◆ **Problem requirements**:
Write out all of the records precisely. Skip anything that is a picture.

◆ **Data supplied**:
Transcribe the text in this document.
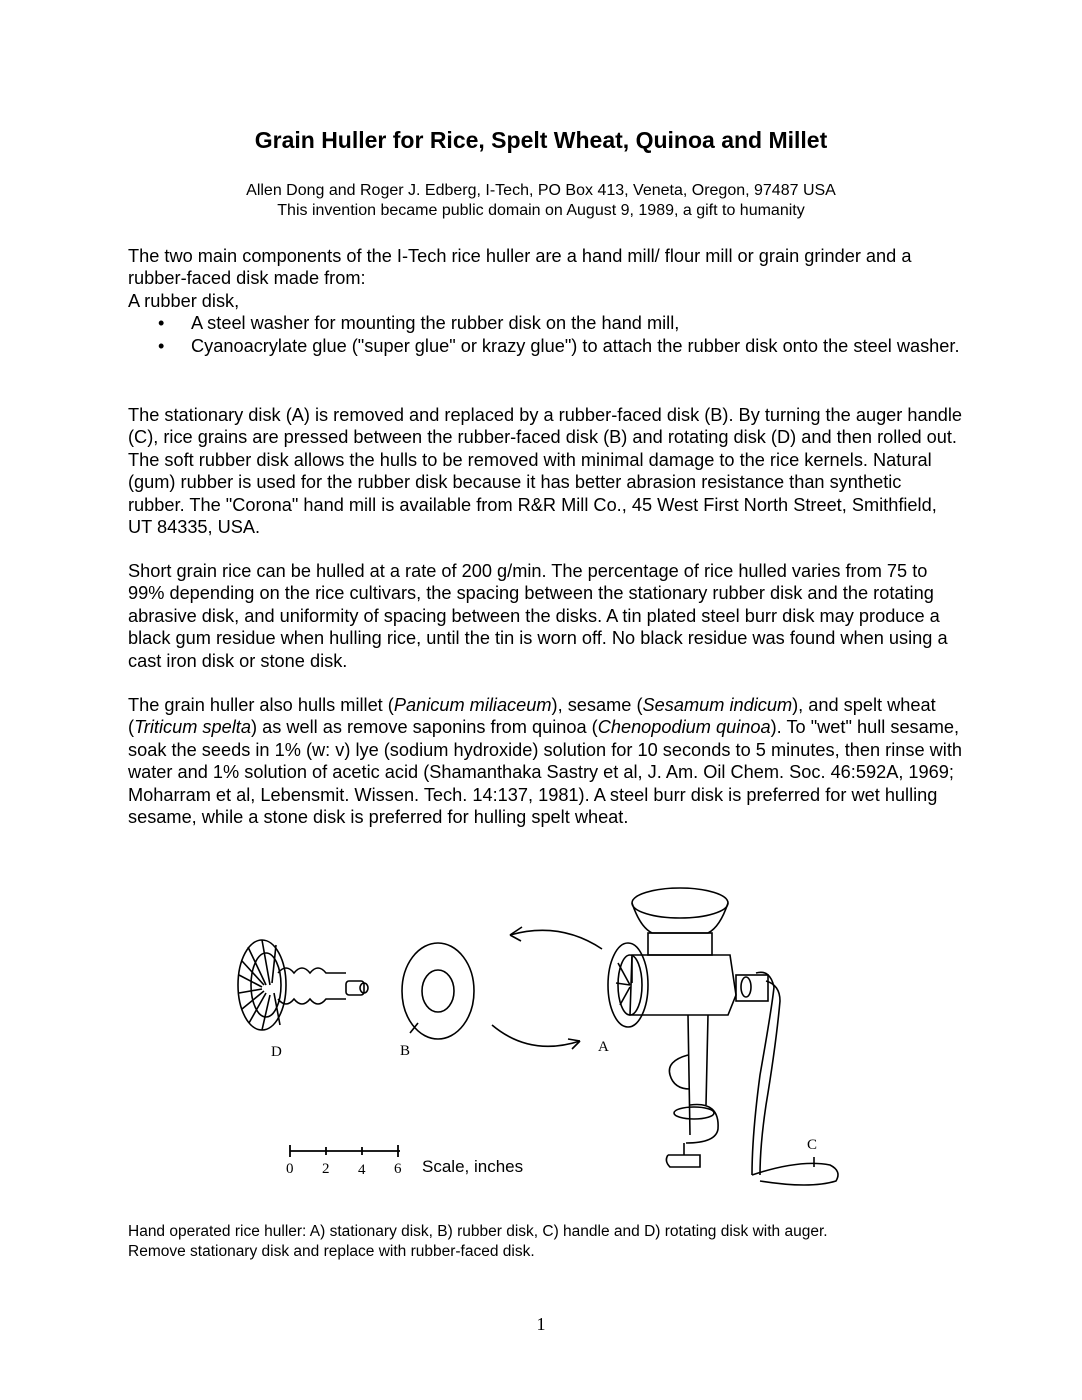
Grain Huller for Rice, Spelt Wheat, Quinoa and Millet
Allen Dong and Roger J. Edberg, I-Tech, PO Box 413, Veneta, Oregon, 97487 USA
This invention became public domain on August 9, 1989, a gift to humanity

The two main components of the I-Tech rice huller are a hand mill/ flour mill or grain grinder and a rubber-faced disk made from:

A rubber disk,

• A steel washer for mounting the rubber disk on the hand mill,
• Cyanoacrylate glue ("super glue" or krazy glue") to attach the rubber disk onto the steel washer.

The stationary disk (A) is removed and replaced by a rubber-faced disk (B). By turning the auger handle (C), rice grains are pressed between the rubber-faced disk (B) and rotating disk (D) and then rolled out. The soft rubber disk allows the hulls to be removed with minimal damage to the rice kernels. Natural (gum) rubber is used for the rubber disk because it has better abrasion resistance than synthetic rubber. The "Corona" hand mill is available from R&R Mill Co., 45 West First North Street, Smithfield, UT 84335, USA.

Short grain rice can be hulled at a rate of 200 g/min. The percentage of rice hulled varies from 75 to 99% depending on the rice cultivars, the spacing between the stationary rubber disk and the rotating abrasive disk, and uniformity of spacing between the disks. A tin plated steel burr disk may produce a black gum residue when hulling rice, until the tin is worn off. No black residue was found when using a cast iron disk or stone disk.

The grain huller also hulls millet (Panicum miliaceum), sesame (Sesamum indicum), and spelt wheat (Triticum spelta) as well as remove saponins from quinoa (Chenopodium quinoa). To "wet" hull sesame, soak the seeds in 1% (w: v) lye (sodium hydroxide) solution for 10 seconds to 5 minutes, then rinse with water and 1% solution of acetic acid (Shamanthaka Sastry et al, J. Am. Oil Chem. Soc. 46:592A, 1969; Moharram et al, Lebensmit. Wissen. Tech. 14:137, 1981). A steel burr disk is preferred for wet hulling sesame, while a stone disk is preferred for hulling spelt wheat.

D	B	A
C
0 2 4 6 Scale, inches
Hand operated rice huller: A) stationary disk, B) rubber disk, C) handle and D) rotating disk with auger.
Remove stationary disk and replace with rubber-faced disk.
1
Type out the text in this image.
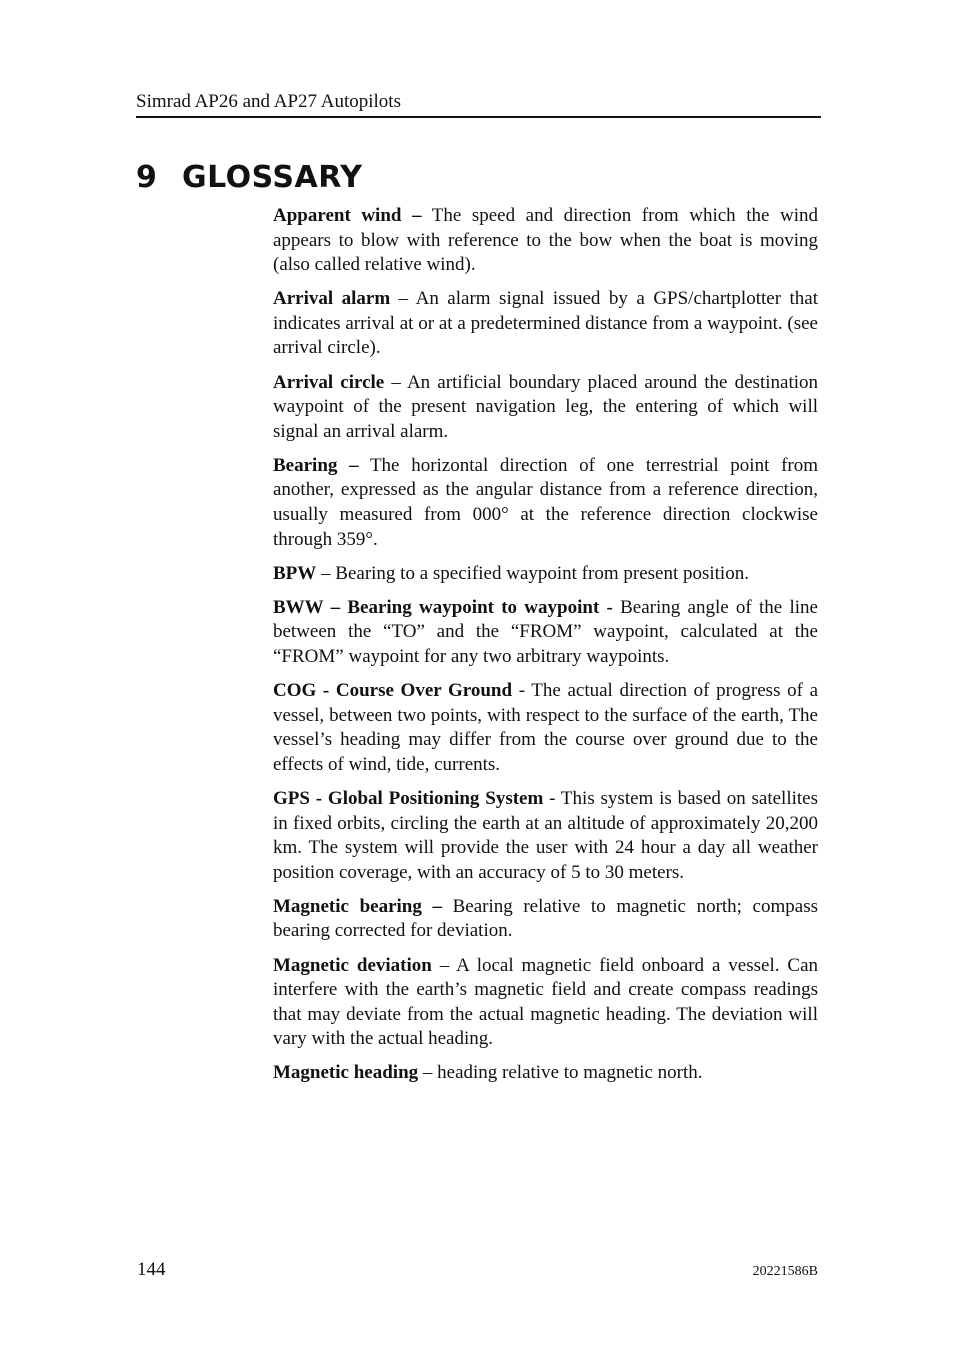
Simrad AP26 and AP27 Autopilots
9 GLOSSARY

Apparent wind – The speed and direction from which the wind appears to blow with reference to the bow when the boat is moving (also called relative wind).

Arrival alarm – An alarm signal issued by a GPS/chartplotter that indicates arrival at or at a predetermined distance from a waypoint. (see arrival circle).

Arrival circle – An artificial boundary placed around the destination waypoint of the present navigation leg, the entering of which will signal an arrival alarm.

Bearing – The horizontal direction of one terrestrial point from another, expressed as the angular distance from a reference direction, usually measured from 000° at the reference direction clockwise through 359°.

BPW – Bearing to a specified waypoint from present position.

BWW – Bearing waypoint to waypoint - Bearing angle of the line between the “TO” and the “FROM” waypoint, calculated at the “FROM” waypoint for any two arbitrary waypoints.

COG - Course Over Ground - The actual direction of progress of a vessel, between two points, with respect to the surface of the earth, The vessel’s heading may differ from the course over ground due to the effects of wind, tide, currents.

GPS - Global Positioning System - This system is based on satellites in fixed orbits, circling the earth at an altitude of approximately 20,200 km. The system will provide the user with 24 hour a day all weather position coverage, with an accuracy of 5 to 30 meters.

Magnetic bearing – Bearing relative to magnetic north; compass bearing corrected for deviation.

Magnetic deviation – A local magnetic field onboard a vessel. Can interfere with the earth’s magnetic field and create compass readings that may deviate from the actual magnetic heading. The deviation will vary with the actual heading.

Magnetic heading – heading relative to magnetic north.

144	20221586B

◆ **Response for this exercise**:
Transcribe the text in this document.
Grain Huller for Rice, Spelt Wheat, Quinoa and Millet
Allen Dong and Roger J. Edberg, I-Tech, PO Box 413, Veneta, Oregon, 97487 USA
This invention became public domain on August 9, 1989, a gift to humanity

The two main components of the I-Tech rice huller are a hand mill/ flour mill or grain grinder and a rubber-faced disk made from:

A rubber disk,

• A steel washer for mounting the rubber disk on the hand mill,
• Cyanoacrylate glue ("super glue" or krazy glue") to attach the rubber disk onto the steel washer.

The stationary disk (A) is removed and replaced by a rubber-faced disk (B). By turning the auger handle (C), rice grains are pressed between the rubber-faced disk (B) and rotating disk (D) and then rolled out. The soft rubber disk allows the hulls to be removed with minimal damage to the rice kernels. Natural (gum) rubber is used for the rubber disk because it has better abrasion resistance than synthetic rubber. The "Corona" hand mill is available from R&R Mill Co., 45 West First North Street, Smithfield, UT 84335, USA.

Short grain rice can be hulled at a rate of 200 g/min. The percentage of rice hulled varies from 75 to 99% depending on the rice cultivars, the spacing between the stationary rubber disk and the rotating abrasive disk, and uniformity of spacing between the disks. A tin plated steel burr disk may produce a black gum residue when hulling rice, until the tin is worn off. No black residue was found when using a cast iron disk or stone disk.

The grain huller also hulls millet (Panicum miliaceum), sesame (Sesamum indicum), and spelt wheat (Triticum spelta) as well as remove saponins from quinoa (Chenopodium quinoa). To "wet" hull sesame, soak the seeds in 1% (w: v) lye (sodium hydroxide) solution for 10 seconds to 5 minutes, then rinse with water and 1% solution of acetic acid (Shamanthaka Sastry et al, J. Am. Oil Chem. Soc. 46:592A, 1969; Moharram et al, Lebensmit. Wissen. Tech. 14:137, 1981). A steel burr disk is preferred for wet hulling sesame, while a stone disk is preferred for hulling spelt wheat.

D	B	A
C
0 2 4 6 Scale, inches
Hand operated rice huller: A) stationary disk, B) rubber disk, C) handle and D) rotating disk with auger.
Remove stationary disk and replace with rubber-faced disk.
1
Type out the text in this image.
Simrad AP26 and AP27 Autopilots
9 GLOSSARY

Apparent wind – The speed and direction from which the wind appears to blow with reference to the bow when the boat is moving (also called relative wind).

Arrival alarm – An alarm signal issued by a GPS/chartplotter that indicates arrival at or at a predetermined distance from a waypoint. (see arrival circle).

Arrival circle – An artificial boundary placed around the destination waypoint of the present navigation leg, the entering of which will signal an arrival alarm.

Bearing – The horizontal direction of one terrestrial point from another, expressed as the angular distance from a reference direction, usually measured from 000° at the reference direction clockwise through 359°.

BPW – Bearing to a specified waypoint from present position.

BWW – Bearing waypoint to waypoint - Bearing angle of the line between the “TO” and the “FROM” waypoint, calculated at the “FROM” waypoint for any two arbitrary waypoints.

COG - Course Over Ground - The actual direction of progress of a vessel, between two points, with respect to the surface of the earth, The vessel’s heading may differ from the course over ground due to the effects of wind, tide, currents.

GPS - Global Positioning System - This system is based on satellites in fixed orbits, circling the earth at an altitude of approximately 20,200 km. The system will provide the user with 24 hour a day all weather position coverage, with an accuracy of 5 to 30 meters.

Magnetic bearing – Bearing relative to magnetic north; compass bearing corrected for deviation.

Magnetic deviation – A local magnetic field onboard a vessel. Can interfere with the earth’s magnetic field and create compass readings that may deviate from the actual magnetic heading. The deviation will vary with the actual heading.

Magnetic heading – heading relative to magnetic north.

144	20221586B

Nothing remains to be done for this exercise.